[start Records for processing]

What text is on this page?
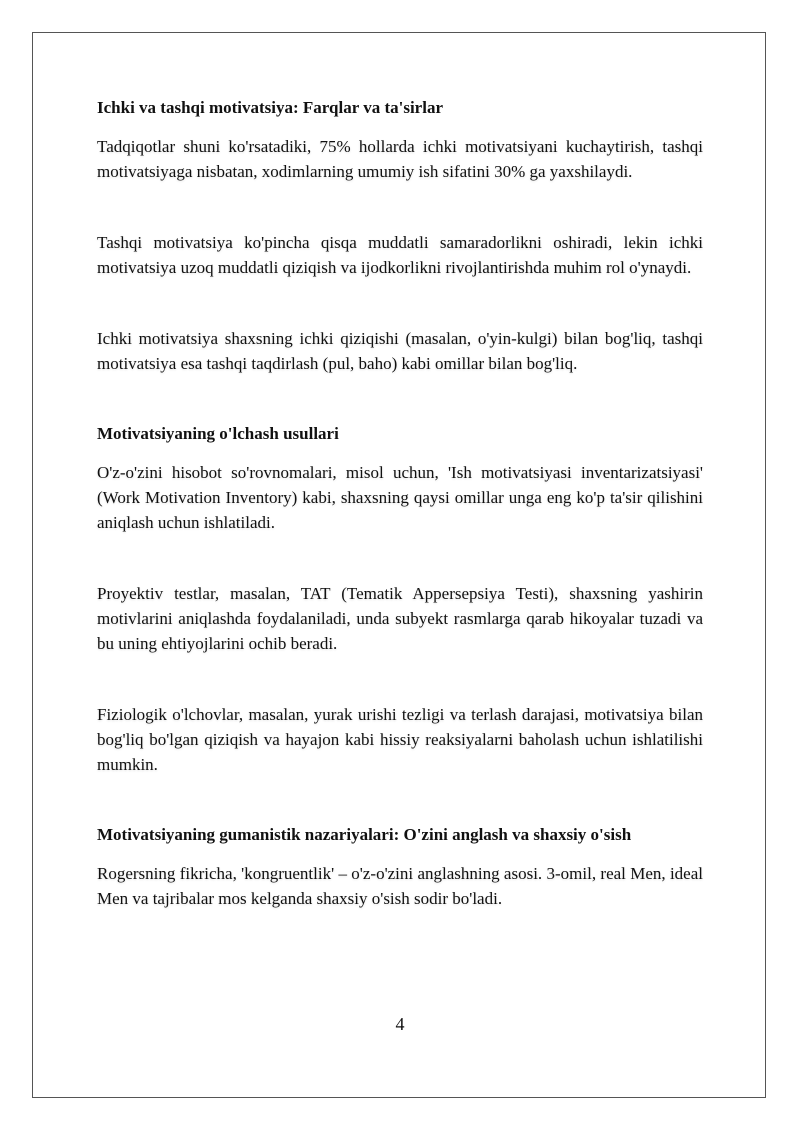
Ichki va tashqi motivatsiya: Farqlar va ta'sirlar

Tadqiqotlar shuni ko'rsatadiki, 75% hollarda ichki motivatsiyani kuchaytirish, tashqi motivatsiyaga nisbatan, xodimlarning umumiy ish sifatini 30% ga yaxshilaydi.

Tashqi motivatsiya ko'pincha qisqa muddatli samaradorlikni oshiradi, lekin ichki motivatsiya uzoq muddatli qiziqish va ijodkorlikni rivojlantirishda muhim rol o'ynaydi.

Ichki motivatsiya shaxsning ichki qiziqishi (masalan, o'yin-kulgi) bilan bog'liq, tashqi motivatsiya esa tashqi taqdirlash (pul, baho) kabi omillar bilan bog'liq.

Motivatsiyaning o'lchash usullari

O'z-o'zini hisobot so'rovnomalari, misol uchun, 'Ish motivatsiyasi inventarizatsiyasi' (Work Motivation Inventory) kabi, shaxsning qaysi omillar unga eng ko'p ta'sir qilishini aniqlash uchun ishlatiladi.

Proyektiv testlar, masalan, TAT (Tematik Appersepsiya Testi), shaxsning yashirin motivlarini aniqlashda foydalaniladi, unda subyekt rasmlarga qarab hikoyalar tuzadi va bu uning ehtiyojlarini ochib beradi.

Fiziologik o'lchovlar, masalan, yurak urishi tezligi va terlash darajasi, motivatsiya bilan bog'liq bo'lgan qiziqish va hayajon kabi hissiy reaksiyalarni baholash uchun ishlatilishi mumkin.

Motivatsiyaning gumanistik nazariyalari: O'zini anglash va shaxsiy o'sish

Rogersning fikricha, 'kongruentlik' – o'z-o'zini anglashning asosi. 3-omil, real Men, ideal Men va tajribalar mos kelganda shaxsiy o'sish sodir bo'ladi.

4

[end Records for processing]

**Task instructions**. Transcribe all of the entries word for word, but skip any pictures they contain.

**Correct answer**.
What text is on this page?
Ichki va tashqi motivatsiya: Farqlar va ta'sirlar

Tadqiqotlar shuni ko'rsatadiki, 75% hollarda ichki motivatsiyani kuchaytirish, tashqi motivatsiyaga nisbatan, xodimlarning umumiy ish sifatini 30% ga yaxshilaydi.

Tashqi motivatsiya ko'pincha qisqa muddatli samaradorlikni oshiradi, lekin ichki motivatsiya uzoq muddatli qiziqish va ijodkorlikni rivojlantirishda muhim rol o'ynaydi.

Ichki motivatsiya shaxsning ichki qiziqishi (masalan, o'yin-kulgi) bilan bog'liq, tashqi motivatsiya esa tashqi taqdirlash (pul, baho) kabi omillar bilan bog'liq.

Motivatsiyaning o'lchash usullari

O'z-o'zini hisobot so'rovnomalari, misol uchun, 'Ish motivatsiyasi inventarizatsiyasi' (Work Motivation Inventory) kabi, shaxsning qaysi omillar unga eng ko'p ta'sir qilishini aniqlash uchun ishlatiladi.

Proyektiv testlar, masalan, TAT (Tematik Appersepsiya Testi), shaxsning yashirin motivlarini aniqlashda foydalaniladi, unda subyekt rasmlarga qarab hikoyalar tuzadi va bu uning ehtiyojlarini ochib beradi.

Fiziologik o'lchovlar, masalan, yurak urishi tezligi va terlash darajasi, motivatsiya bilan bog'liq bo'lgan qiziqish va hayajon kabi hissiy reaksiyalarni baholash uchun ishlatilishi mumkin.

Motivatsiyaning gumanistik nazariyalari: O'zini anglash va shaxsiy o'sish

Rogersning fikricha, 'kongruentlik' – o'z-o'zini anglashning asosi. 3-omil, real Men, ideal Men va tajribalar mos kelganda shaxsiy o'sish sodir bo'ladi.

4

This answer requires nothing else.